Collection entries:
========
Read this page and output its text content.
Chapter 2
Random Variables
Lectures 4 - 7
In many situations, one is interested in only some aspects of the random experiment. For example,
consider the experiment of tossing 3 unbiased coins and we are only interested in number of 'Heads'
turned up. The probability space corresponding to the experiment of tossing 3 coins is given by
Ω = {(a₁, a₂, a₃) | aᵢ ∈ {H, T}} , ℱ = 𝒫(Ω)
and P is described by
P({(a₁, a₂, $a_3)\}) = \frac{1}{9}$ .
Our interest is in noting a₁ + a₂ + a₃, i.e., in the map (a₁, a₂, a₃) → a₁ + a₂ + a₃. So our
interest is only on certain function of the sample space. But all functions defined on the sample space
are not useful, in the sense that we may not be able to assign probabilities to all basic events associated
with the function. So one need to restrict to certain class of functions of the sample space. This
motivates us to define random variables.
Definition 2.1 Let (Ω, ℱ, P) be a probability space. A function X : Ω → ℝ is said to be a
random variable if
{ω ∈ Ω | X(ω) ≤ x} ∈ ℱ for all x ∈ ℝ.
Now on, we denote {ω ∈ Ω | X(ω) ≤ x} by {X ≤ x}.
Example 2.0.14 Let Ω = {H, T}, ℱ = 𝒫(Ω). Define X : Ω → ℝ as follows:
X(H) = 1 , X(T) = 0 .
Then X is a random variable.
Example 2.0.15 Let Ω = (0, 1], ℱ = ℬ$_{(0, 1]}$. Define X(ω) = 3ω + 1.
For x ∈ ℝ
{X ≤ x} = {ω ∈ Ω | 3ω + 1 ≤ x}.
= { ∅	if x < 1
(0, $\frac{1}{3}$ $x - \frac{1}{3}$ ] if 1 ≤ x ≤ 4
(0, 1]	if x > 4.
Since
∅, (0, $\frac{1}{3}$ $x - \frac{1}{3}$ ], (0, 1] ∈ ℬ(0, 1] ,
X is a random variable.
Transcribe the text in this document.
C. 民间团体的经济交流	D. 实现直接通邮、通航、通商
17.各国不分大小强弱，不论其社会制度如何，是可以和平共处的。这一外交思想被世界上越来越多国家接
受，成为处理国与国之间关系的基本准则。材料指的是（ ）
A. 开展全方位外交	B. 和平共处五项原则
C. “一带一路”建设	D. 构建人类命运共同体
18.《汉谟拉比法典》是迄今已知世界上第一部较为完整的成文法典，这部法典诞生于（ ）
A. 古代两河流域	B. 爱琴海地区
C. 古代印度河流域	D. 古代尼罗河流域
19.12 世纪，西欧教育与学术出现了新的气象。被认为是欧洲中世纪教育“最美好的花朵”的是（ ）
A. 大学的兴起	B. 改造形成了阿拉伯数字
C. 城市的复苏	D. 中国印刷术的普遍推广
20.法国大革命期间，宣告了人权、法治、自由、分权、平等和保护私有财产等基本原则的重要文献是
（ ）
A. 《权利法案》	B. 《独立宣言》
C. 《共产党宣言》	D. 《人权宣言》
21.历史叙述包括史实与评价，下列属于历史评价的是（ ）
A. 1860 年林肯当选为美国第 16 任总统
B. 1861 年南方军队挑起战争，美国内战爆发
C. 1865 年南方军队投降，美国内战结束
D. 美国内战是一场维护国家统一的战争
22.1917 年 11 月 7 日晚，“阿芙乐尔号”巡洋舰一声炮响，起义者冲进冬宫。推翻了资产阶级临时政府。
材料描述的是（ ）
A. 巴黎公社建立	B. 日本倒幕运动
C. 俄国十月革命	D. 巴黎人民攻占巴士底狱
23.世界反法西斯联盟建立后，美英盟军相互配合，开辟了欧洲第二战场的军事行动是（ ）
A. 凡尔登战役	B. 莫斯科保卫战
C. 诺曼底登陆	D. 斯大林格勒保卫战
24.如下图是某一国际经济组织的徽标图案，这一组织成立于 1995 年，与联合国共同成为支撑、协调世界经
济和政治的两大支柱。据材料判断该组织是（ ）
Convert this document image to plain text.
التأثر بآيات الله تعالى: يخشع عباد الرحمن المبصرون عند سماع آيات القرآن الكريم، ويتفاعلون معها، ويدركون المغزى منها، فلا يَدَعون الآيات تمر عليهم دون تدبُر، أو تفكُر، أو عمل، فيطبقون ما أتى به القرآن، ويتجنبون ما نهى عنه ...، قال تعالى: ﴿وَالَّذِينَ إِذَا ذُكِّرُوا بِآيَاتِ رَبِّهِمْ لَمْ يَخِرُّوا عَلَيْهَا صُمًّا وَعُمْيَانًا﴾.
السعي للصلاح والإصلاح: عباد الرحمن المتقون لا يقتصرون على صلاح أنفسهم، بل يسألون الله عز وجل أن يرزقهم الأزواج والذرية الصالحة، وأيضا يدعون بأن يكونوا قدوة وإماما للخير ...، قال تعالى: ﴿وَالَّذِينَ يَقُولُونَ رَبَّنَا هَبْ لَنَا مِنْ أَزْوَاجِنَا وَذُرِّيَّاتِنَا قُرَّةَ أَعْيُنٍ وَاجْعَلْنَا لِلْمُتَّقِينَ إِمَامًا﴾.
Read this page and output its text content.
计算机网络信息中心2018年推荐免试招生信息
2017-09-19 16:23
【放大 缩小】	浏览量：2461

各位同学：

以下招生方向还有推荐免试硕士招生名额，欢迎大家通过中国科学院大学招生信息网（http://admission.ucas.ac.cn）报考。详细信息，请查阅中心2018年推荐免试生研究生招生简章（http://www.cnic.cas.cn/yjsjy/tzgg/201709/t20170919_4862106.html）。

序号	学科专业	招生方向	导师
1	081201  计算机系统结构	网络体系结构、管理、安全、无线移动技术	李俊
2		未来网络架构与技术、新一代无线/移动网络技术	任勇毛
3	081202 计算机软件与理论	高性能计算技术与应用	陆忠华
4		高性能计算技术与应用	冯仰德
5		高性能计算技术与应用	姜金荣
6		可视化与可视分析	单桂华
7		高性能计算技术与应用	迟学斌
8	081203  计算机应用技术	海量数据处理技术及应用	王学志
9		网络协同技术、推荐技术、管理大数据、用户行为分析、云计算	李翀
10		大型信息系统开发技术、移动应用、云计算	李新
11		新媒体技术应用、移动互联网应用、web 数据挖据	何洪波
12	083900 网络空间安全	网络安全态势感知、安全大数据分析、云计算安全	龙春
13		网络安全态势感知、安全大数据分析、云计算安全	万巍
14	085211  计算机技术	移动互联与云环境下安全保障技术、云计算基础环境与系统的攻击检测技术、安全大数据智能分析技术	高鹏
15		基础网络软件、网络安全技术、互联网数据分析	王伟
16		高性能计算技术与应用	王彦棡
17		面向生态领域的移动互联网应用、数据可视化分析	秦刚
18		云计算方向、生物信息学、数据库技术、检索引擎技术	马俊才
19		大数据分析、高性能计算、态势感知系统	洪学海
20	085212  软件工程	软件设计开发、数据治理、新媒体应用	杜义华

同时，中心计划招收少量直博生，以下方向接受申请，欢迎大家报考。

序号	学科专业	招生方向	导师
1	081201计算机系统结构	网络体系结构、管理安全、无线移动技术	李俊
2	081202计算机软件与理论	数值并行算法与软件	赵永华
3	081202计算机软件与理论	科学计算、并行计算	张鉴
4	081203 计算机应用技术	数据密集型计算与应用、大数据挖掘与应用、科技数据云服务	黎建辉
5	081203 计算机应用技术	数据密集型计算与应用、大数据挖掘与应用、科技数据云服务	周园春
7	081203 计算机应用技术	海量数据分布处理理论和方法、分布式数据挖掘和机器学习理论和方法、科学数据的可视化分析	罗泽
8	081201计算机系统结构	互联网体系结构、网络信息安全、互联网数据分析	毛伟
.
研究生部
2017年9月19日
========
Stated task: Exactly as written above, please repeat the entries.

Reply:
Read this page and output its text content.
Chapter 2
Random Variables
Lectures 4 - 7
In many situations, one is interested in only some aspects of the random experiment. For example,
consider the experiment of tossing 3 unbiased coins and we are only interested in number of 'Heads'
turned up. The probability space corresponding to the experiment of tossing 3 coins is given by
Ω = {(a₁, a₂, a₃) | aᵢ ∈ {H, T}} , ℱ = 𝒫(Ω)
and P is described by
P({(a₁, a₂, $a_3)\}) = \frac{1}{9}$ .
Our interest is in noting a₁ + a₂ + a₃, i.e., in the map (a₁, a₂, a₃) → a₁ + a₂ + a₃. So our
interest is only on certain function of the sample space. But all functions defined on the sample space
are not useful, in the sense that we may not be able to assign probabilities to all basic events associated
with the function. So one need to restrict to certain class of functions of the sample space. This
motivates us to define random variables.
Definition 2.1 Let (Ω, ℱ, P) be a probability space. A function X : Ω → ℝ is said to be a
random variable if
{ω ∈ Ω | X(ω) ≤ x} ∈ ℱ for all x ∈ ℝ.
Now on, we denote {ω ∈ Ω | X(ω) ≤ x} by {X ≤ x}.
Example 2.0.14 Let Ω = {H, T}, ℱ = 𝒫(Ω). Define X : Ω → ℝ as follows:
X(H) = 1 , X(T) = 0 .
Then X is a random variable.
Example 2.0.15 Let Ω = (0, 1], ℱ = ℬ$_{(0, 1]}$. Define X(ω) = 3ω + 1.
For x ∈ ℝ
{X ≤ x} = {ω ∈ Ω | 3ω + 1 ≤ x}.
= { ∅	if x < 1
(0, $\frac{1}{3}$ $x - \frac{1}{3}$ ] if 1 ≤ x ≤ 4
(0, 1]	if x > 4.
Since
∅, (0, $\frac{1}{3}$ $x - \frac{1}{3}$ ], (0, 1] ∈ ℬ(0, 1] ,
X is a random variable.
Transcribe the text in this document.
C. 民间团体的经济交流	D. 实现直接通邮、通航、通商
17.各国不分大小强弱，不论其社会制度如何，是可以和平共处的。这一外交思想被世界上越来越多国家接
受，成为处理国与国之间关系的基本准则。材料指的是（ ）
A. 开展全方位外交	B. 和平共处五项原则
C. “一带一路”建设	D. 构建人类命运共同体
18.《汉谟拉比法典》是迄今已知世界上第一部较为完整的成文法典，这部法典诞生于（ ）
A. 古代两河流域	B. 爱琴海地区
C. 古代印度河流域	D. 古代尼罗河流域
19.12 世纪，西欧教育与学术出现了新的气象。被认为是欧洲中世纪教育“最美好的花朵”的是（ ）
A. 大学的兴起	B. 改造形成了阿拉伯数字
C. 城市的复苏	D. 中国印刷术的普遍推广
20.法国大革命期间，宣告了人权、法治、自由、分权、平等和保护私有财产等基本原则的重要文献是
（ ）
A. 《权利法案》	B. 《独立宣言》
C. 《共产党宣言》	D. 《人权宣言》
21.历史叙述包括史实与评价，下列属于历史评价的是（ ）
A. 1860 年林肯当选为美国第 16 任总统
B. 1861 年南方军队挑起战争，美国内战爆发
C. 1865 年南方军队投降，美国内战结束
D. 美国内战是一场维护国家统一的战争
22.1917 年 11 月 7 日晚，“阿芙乐尔号”巡洋舰一声炮响，起义者冲进冬宫。推翻了资产阶级临时政府。
材料描述的是（ ）
A. 巴黎公社建立	B. 日本倒幕运动
C. 俄国十月革命	D. 巴黎人民攻占巴士底狱
23.世界反法西斯联盟建立后，美英盟军相互配合，开辟了欧洲第二战场的军事行动是（ ）
A. 凡尔登战役	B. 莫斯科保卫战
C. 诺曼底登陆	D. 斯大林格勒保卫战
24.如下图是某一国际经济组织的徽标图案，这一组织成立于 1995 年，与联合国共同成为支撑、协调世界经
济和政治的两大支柱。据材料判断该组织是（ ）
Convert this document image to plain text.
التأثر بآيات الله تعالى: يخشع عباد الرحمن المبصرون عند سماع آيات القرآن الكريم، ويتفاعلون معها، ويدركون المغزى منها، فلا يَدَعون الآيات تمر عليهم دون تدبُر، أو تفكُر، أو عمل، فيطبقون ما أتى به القرآن، ويتجنبون ما نهى عنه ...، قال تعالى: ﴿وَالَّذِينَ إِذَا ذُكِّرُوا بِآيَاتِ رَبِّهِمْ لَمْ يَخِرُّوا عَلَيْهَا صُمًّا وَعُمْيَانًا﴾.
السعي للصلاح والإصلاح: عباد الرحمن المتقون لا يقتصرون على صلاح أنفسهم، بل يسألون الله عز وجل أن يرزقهم الأزواج والذرية الصالحة، وأيضا يدعون بأن يكونوا قدوة وإماما للخير ...، قال تعالى: ﴿وَالَّذِينَ يَقُولُونَ رَبَّنَا هَبْ لَنَا مِنْ أَزْوَاجِنَا وَذُرِّيَّاتِنَا قُرَّةَ أَعْيُنٍ وَاجْعَلْنَا لِلْمُتَّقِينَ إِمَامًا﴾.
Read this page and output its text content.
计算机网络信息中心2018年推荐免试招生信息
2017-09-19 16:23
【放大 缩小】	浏览量：2461

各位同学：

以下招生方向还有推荐免试硕士招生名额，欢迎大家通过中国科学院大学招生信息网（http://admission.ucas.ac.cn）报考。详细信息，请查阅中心2018年推荐免试生研究生招生简章（http://www.cnic.cas.cn/yjsjy/tzgg/201709/t20170919_4862106.html）。

序号	学科专业	招生方向	导师
1	081201  计算机系统结构	网络体系结构、管理、安全、无线移动技术	李俊
2		未来网络架构与技术、新一代无线/移动网络技术	任勇毛
3	081202 计算机软件与理论	高性能计算技术与应用	陆忠华
4		高性能计算技术与应用	冯仰德
5		高性能计算技术与应用	姜金荣
6		可视化与可视分析	单桂华
7		高性能计算技术与应用	迟学斌
8	081203  计算机应用技术	海量数据处理技术及应用	王学志
9		网络协同技术、推荐技术、管理大数据、用户行为分析、云计算	李翀
10		大型信息系统开发技术、移动应用、云计算	李新
11		新媒体技术应用、移动互联网应用、web 数据挖据	何洪波
12	083900 网络空间安全	网络安全态势感知、安全大数据分析、云计算安全	龙春
13		网络安全态势感知、安全大数据分析、云计算安全	万巍
14	085211  计算机技术	移动互联与云环境下安全保障技术、云计算基础环境与系统的攻击检测技术、安全大数据智能分析技术	高鹏
15		基础网络软件、网络安全技术、互联网数据分析	王伟
16		高性能计算技术与应用	王彦棡
17		面向生态领域的移动互联网应用、数据可视化分析	秦刚
18		云计算方向、生物信息学、数据库技术、检索引擎技术	马俊才
19		大数据分析、高性能计算、态势感知系统	洪学海
20	085212  软件工程	软件设计开发、数据治理、新媒体应用	杜义华

同时，中心计划招收少量直博生，以下方向接受申请，欢迎大家报考。

序号	学科专业	招生方向	导师
1	081201计算机系统结构	网络体系结构、管理安全、无线移动技术	李俊
2	081202计算机软件与理论	数值并行算法与软件	赵永华
3	081202计算机软件与理论	科学计算、并行计算	张鉴
4	081203 计算机应用技术	数据密集型计算与应用、大数据挖掘与应用、科技数据云服务	黎建辉
5	081203 计算机应用技术	数据密集型计算与应用、大数据挖掘与应用、科技数据云服务	周园春
7	081203 计算机应用技术	海量数据分布处理理论和方法、分布式数据挖掘和机器学习理论和方法、科学数据的可视化分析	罗泽
8	081201计算机系统结构	互联网体系结构、网络信息安全、互联网数据分析	毛伟
.
研究生部
2017年9月19日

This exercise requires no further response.